#### Texto aportado ####

La futura madre del ‘Rey Sol’ tenía sólo catorce años cuando se desposó.

Según el historiador José María Roldán Gual, el cortejo real que salió de Burgos rumbo a Francia estaba compuesto por «setenta y cuatro coches, ciento setenta y cuatro literas, ciento noventa carrozas, quinientos cuarenta y ocho carros, dos mil setecientas cincuenta mulas de silla, ciento veintiocho acémilas con reposteros bordados, otras doscientas cuarenta y seis con cascabeles de plata y seis mil quinientas personas».

Todos los cuadros de la época la retratan como una mujer de porte elegante y discreto, rostro dulce y mirada penetrante. Era una niña cuando su padre, el monarca español Felipe III, acordó con su homónimo francés, el rey Enrique IV, su enlace con el vástago de éste, futuro Luis XIII. Un compromiso que el propio Papa, Pablo V, bendijo con alborozo por cuanto podría procurar una larga época de paz entre las dos potencias continentales, a la sazón católicas. Bautizada con el hermoso nombre de Ana, había nacido en Valladolid y había sido educada de acuerdo a su rango. Además, poseía cualidades que la hacían especial: era inteligente y tenía un enorme carisma que le procuraba la admiración y el cariño de cuantos la rodeaban.

#### Datos aportados ####

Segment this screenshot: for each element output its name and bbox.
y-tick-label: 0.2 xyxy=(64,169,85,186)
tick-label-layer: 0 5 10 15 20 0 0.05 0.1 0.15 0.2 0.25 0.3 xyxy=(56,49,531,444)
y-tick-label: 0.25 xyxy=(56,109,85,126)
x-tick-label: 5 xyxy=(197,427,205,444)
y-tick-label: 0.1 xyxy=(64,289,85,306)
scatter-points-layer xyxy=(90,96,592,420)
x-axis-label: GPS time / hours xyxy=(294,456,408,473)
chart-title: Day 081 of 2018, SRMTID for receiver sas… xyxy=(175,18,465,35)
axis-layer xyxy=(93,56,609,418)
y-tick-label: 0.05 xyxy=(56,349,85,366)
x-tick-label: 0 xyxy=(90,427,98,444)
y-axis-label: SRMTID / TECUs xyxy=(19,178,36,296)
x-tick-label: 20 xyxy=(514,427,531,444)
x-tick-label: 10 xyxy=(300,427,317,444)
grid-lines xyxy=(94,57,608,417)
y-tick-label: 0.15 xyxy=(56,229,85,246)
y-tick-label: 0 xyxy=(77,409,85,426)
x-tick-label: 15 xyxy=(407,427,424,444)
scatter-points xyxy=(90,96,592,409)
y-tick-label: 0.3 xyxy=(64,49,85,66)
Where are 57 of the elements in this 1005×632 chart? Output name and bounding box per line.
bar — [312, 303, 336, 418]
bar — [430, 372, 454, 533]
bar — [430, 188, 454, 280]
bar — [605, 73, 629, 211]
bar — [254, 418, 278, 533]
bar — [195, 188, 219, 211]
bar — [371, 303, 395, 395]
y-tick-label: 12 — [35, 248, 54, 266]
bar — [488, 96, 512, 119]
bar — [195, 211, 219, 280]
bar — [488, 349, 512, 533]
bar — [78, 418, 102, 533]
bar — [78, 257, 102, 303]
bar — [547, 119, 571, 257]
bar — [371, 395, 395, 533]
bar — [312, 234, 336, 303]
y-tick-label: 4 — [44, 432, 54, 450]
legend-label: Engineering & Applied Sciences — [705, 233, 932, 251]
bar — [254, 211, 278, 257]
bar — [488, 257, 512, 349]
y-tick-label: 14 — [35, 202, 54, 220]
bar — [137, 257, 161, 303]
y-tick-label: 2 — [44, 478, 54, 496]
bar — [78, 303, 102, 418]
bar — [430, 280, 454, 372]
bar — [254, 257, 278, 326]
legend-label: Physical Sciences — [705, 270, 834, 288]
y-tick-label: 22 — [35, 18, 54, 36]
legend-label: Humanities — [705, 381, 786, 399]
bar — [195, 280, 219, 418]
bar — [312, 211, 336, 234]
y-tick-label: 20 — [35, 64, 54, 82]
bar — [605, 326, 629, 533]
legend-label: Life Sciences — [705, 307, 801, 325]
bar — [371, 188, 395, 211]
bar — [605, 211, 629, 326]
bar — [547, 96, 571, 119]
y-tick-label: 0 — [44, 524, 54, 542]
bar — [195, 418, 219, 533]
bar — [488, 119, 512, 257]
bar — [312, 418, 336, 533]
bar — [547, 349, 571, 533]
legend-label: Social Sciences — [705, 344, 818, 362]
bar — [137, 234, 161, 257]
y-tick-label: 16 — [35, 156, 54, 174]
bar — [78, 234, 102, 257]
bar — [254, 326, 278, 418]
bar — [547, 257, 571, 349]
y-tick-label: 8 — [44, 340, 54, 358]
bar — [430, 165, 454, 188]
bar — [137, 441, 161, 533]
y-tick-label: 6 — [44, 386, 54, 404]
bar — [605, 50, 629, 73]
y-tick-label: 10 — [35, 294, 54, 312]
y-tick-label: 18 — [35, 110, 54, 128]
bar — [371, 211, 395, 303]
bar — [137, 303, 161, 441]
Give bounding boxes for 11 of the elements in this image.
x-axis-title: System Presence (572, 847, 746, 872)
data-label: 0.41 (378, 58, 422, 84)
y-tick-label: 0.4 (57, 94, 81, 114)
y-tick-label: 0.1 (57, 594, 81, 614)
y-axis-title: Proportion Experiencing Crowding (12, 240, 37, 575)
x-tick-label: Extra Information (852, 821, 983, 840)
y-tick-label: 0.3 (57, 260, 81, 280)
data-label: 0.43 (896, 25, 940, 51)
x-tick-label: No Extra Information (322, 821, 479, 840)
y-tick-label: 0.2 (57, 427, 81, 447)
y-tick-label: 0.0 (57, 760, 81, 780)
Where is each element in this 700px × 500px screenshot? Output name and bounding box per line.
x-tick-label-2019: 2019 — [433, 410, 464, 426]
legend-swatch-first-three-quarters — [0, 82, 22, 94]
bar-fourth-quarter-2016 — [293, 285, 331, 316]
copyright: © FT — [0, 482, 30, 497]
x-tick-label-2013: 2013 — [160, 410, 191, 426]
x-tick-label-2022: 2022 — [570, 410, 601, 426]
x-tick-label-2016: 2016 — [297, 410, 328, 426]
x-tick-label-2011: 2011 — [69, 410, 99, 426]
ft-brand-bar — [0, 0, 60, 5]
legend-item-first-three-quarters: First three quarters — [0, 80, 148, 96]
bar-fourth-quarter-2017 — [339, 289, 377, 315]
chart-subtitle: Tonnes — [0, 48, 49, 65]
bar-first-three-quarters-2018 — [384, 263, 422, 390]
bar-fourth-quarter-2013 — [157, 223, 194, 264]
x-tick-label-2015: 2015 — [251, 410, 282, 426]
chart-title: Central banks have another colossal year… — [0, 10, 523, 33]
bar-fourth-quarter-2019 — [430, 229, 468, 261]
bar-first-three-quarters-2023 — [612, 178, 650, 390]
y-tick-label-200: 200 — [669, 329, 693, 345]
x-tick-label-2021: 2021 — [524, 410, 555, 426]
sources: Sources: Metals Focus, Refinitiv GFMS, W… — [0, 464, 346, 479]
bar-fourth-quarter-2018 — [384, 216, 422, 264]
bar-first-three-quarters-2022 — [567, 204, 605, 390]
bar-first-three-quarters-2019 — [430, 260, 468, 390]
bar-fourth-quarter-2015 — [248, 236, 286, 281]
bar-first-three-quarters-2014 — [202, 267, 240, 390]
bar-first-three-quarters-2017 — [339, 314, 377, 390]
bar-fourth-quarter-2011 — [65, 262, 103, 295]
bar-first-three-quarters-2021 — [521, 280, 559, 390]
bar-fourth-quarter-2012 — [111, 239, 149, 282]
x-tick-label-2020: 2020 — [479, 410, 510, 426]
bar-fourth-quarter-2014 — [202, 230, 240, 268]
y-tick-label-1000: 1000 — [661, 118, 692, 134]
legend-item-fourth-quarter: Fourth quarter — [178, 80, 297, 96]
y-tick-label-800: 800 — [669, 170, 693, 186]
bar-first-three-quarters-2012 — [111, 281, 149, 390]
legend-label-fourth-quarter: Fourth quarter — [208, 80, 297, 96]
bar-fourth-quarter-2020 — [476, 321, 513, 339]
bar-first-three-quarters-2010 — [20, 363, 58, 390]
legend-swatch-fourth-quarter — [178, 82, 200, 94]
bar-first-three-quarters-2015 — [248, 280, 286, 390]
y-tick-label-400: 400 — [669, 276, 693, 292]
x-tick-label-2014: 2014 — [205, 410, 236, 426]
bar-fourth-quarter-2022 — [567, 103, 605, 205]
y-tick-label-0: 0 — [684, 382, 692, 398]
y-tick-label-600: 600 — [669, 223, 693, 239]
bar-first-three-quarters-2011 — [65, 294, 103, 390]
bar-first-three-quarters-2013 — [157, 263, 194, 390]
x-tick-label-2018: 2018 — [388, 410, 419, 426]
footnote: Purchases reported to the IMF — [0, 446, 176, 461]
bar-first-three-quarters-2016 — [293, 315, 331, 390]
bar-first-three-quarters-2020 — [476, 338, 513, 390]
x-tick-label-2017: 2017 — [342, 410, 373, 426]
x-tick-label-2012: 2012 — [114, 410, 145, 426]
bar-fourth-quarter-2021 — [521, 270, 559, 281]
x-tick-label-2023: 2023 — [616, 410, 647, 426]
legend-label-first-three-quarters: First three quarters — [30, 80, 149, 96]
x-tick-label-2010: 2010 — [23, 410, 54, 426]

####

• [Consigna 1]: Copia del texto sobre la madre del Rey Sol el fragmento que va desde "Todos los cuadros" hasta "cuantos la rodeaban.", este incluido.
• [Consigna 2]: Ordena en una lista numerada las líneas de los registros que van desde el comienzo hasta la línea con "scatter-points-layer xyxy=(90,96,592,420)", esta incluida. Omite las líneas en blanco.

• [Resultado 1]:
Todos los cuadros de la época la retratan como una mujer de porte elegante y discreto, rostro dulce y mirada penetrante. Era una niña cuando su padre, el monarca español Felipe III, acordó con su homónimo francés, el rey Enrique IV, su enlace con el vástago de éste, futuro Luis XIII. Un compromiso que el propio Papa, Pablo V, bendijo con alborozo por cuanto podría procurar una larga época de paz entre las dos potencias continentales, a la sazón católicas. Bautizada con el hermoso nombre de Ana, había nacido en Valladolid y había sido educada de acuerdo a su rango. Además, poseía cualidades que la hacían especial: era inteligente y tenía un enorme carisma que le procuraba la admiración y el cariño de cuantos la rodeaban.

• [Resultado 2]:
1. Segment this screenshot: for each element output its name and bbox.
2. y-tick-label: 0.2 xyxy=(64,169,85,186)
3. tick-label-layer: 0 5 10 15 20 0 0.05 0.1 0.15 0.2 0.25 0.3 xyxy=(56,49,531,444)
4. y-tick-label: 0.25 xyxy=(56,109,85,126)
5. x-tick-label: 5 xyxy=(197,427,205,444)
6. y-tick-label: 0.1 xyxy=(64,289,85,306)
7. scatter-points-layer xyxy=(90,96,592,420)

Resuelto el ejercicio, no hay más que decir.